In the short film about the Astoria Boxing Club there was mention of the positive impact boxing can have on people. This is not new, boxing has saved many famous fighters across the years. Champions such as Ali and Tyson are just two.
Over on Ross Training there was a post about an amazing underground boxing club that was set up by an old pro boxer called Nilson Garrido. Not an ordinary club as we would know it as this club is housed under on of Sao Paulo’s highway viaducts. Garrido wanted to bring boxing to the poor and with it a sense of purpose and hope.
The use of low tech equipment is spectacular, tyres to hit and lift, old car and truck parts to use as further resistance training devices. It’s certainly rough and ready and has developed with other sports being on offer too.
In another Reuters report from, this time from Chapeu Mangueira favela in Leme, a slum bordering Copacabana there is Nativo an ex-gang member who now competes and teaches MMA.
On being arrested for drug offences Nativo was pushed into taking up BJJ and eventually moved onto MMA. He has won the first four fights in his feldgling career. Although not outside, training is not in a UFC super-gym. Martial Arts training again provides purpose and hope for some very poor people.

**Recorded information**
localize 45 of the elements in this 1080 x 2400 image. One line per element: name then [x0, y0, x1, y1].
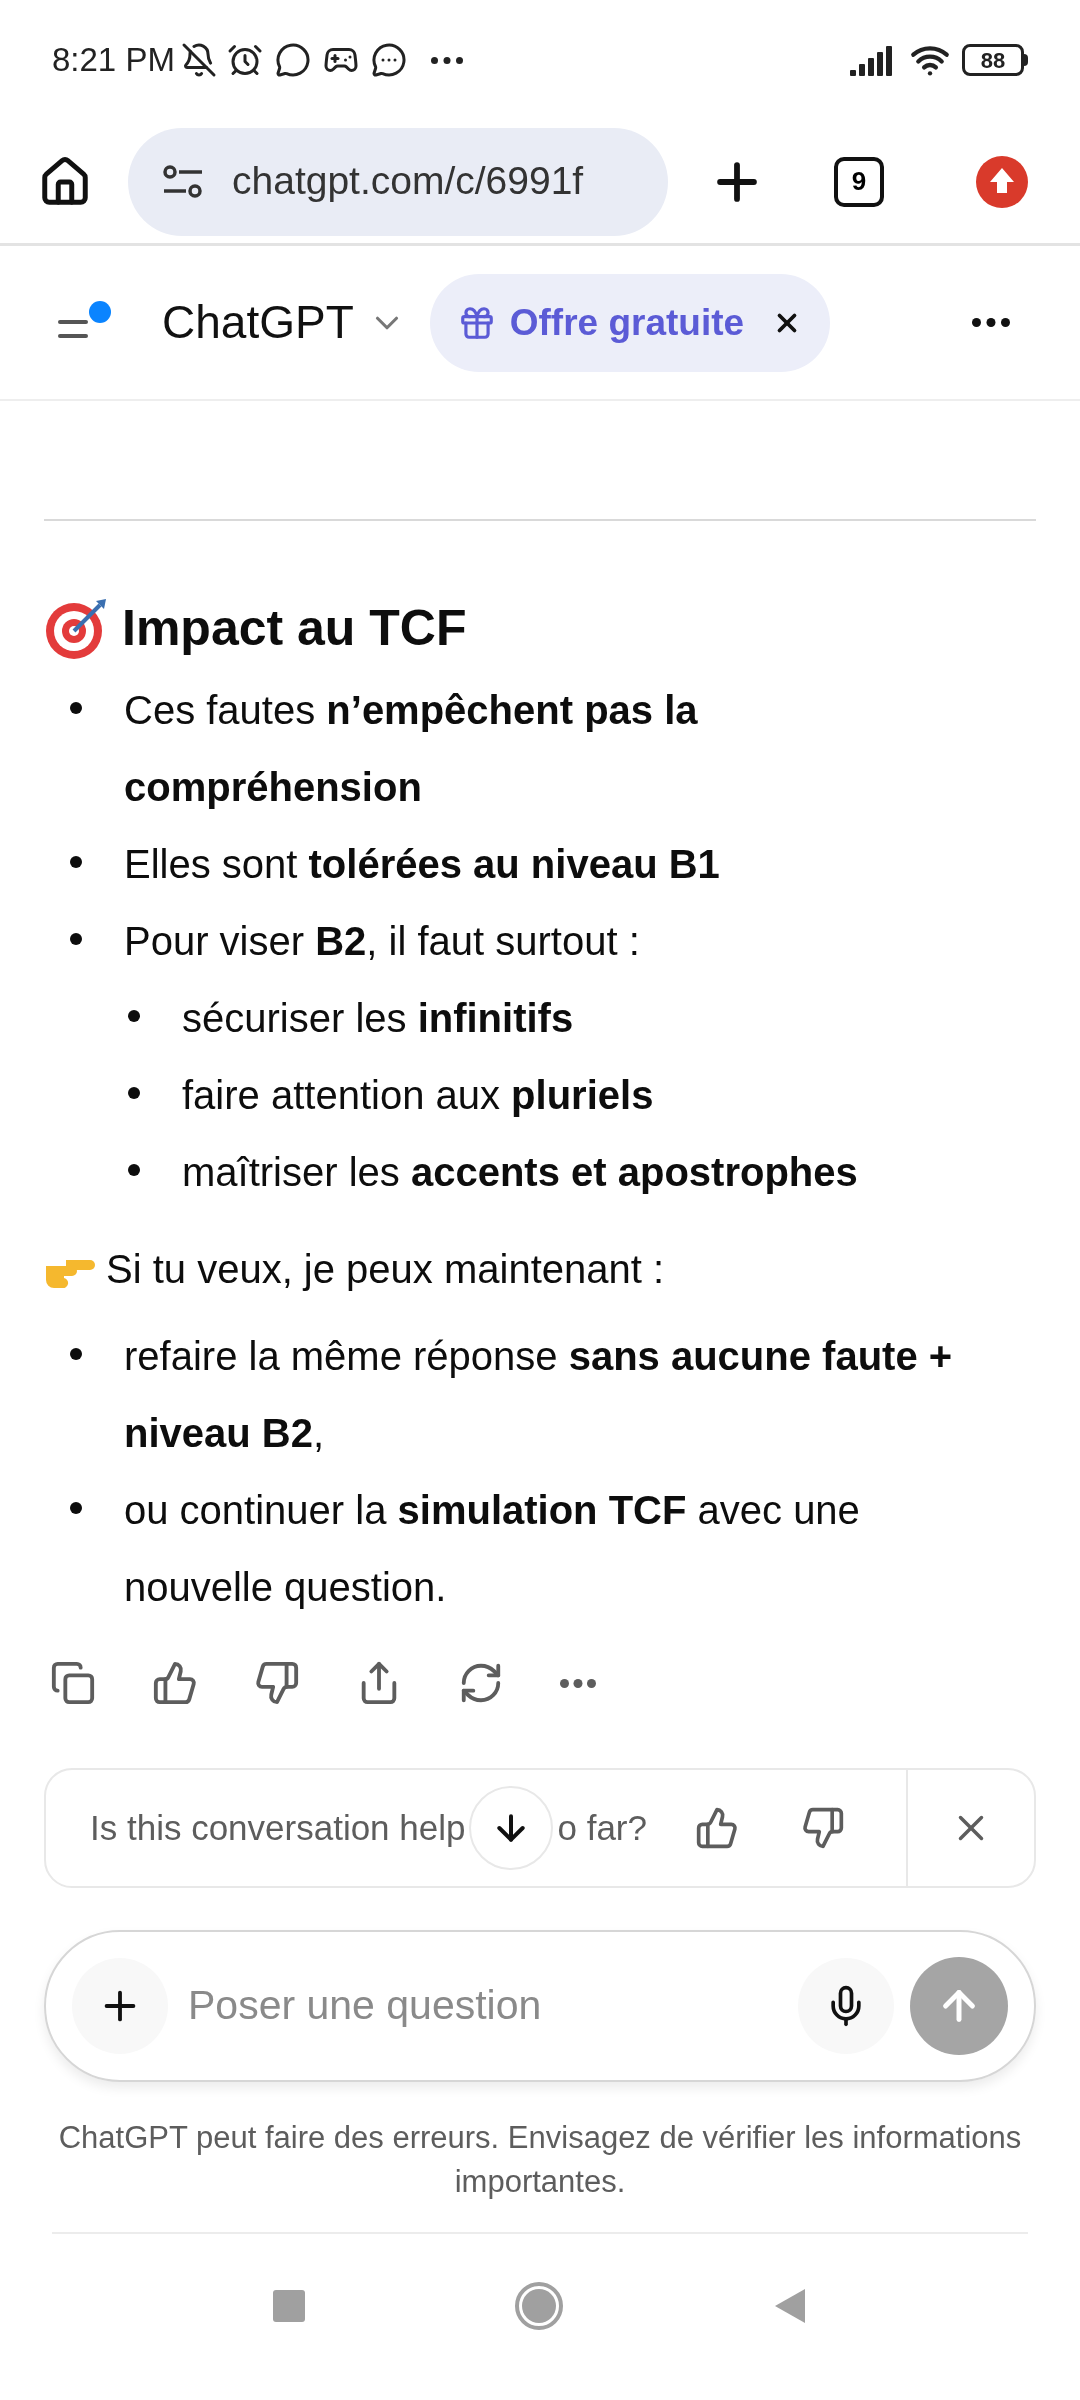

**Your tasks**
1. Answer these from the article on boxing and martial arts clubs for the poor:
(a) Who set up the boxing club under a Sao Paulo highway viaduct?
(b) What does the club use for hitting and lifting?
(c) For what offenses was Nativo arrested?
2. Pick up the article on boxing and martial arts clubs for the poor and carry it on from its last sentence.

**Answers per task**
1.
(a) Nilson Garrido, an old pro boxer.
(b) Tires.
(c) Drug offenses.

2.
Similar to the viaduct boxing academies in Sao Paulo, but this time in one of the largest urban slums in the world the Muay Thai gym, 96 Penang is situated under one of the city’s expressways. Again training provides more than an activity as the author puts it
the dedicated people who run the gym, offering the kids of Klong Toei a place to find confidence, self-respect, love and a sense of meaning in a world where drugs, violence, prostitution and death are a fact of life
Once more, equipment is anything but nice and shiney but the sweat and toil is tangible in this fantastic report. Martial arts training is a worldwide phenomenon, with people training for a multitude of reasons. In all the examples of training in this post people get a huge amount beyond just training while there is not a sniff of McDojo or a hint of Health & Safety, just real gritty backstreet boxing, MMA and Muay Thai.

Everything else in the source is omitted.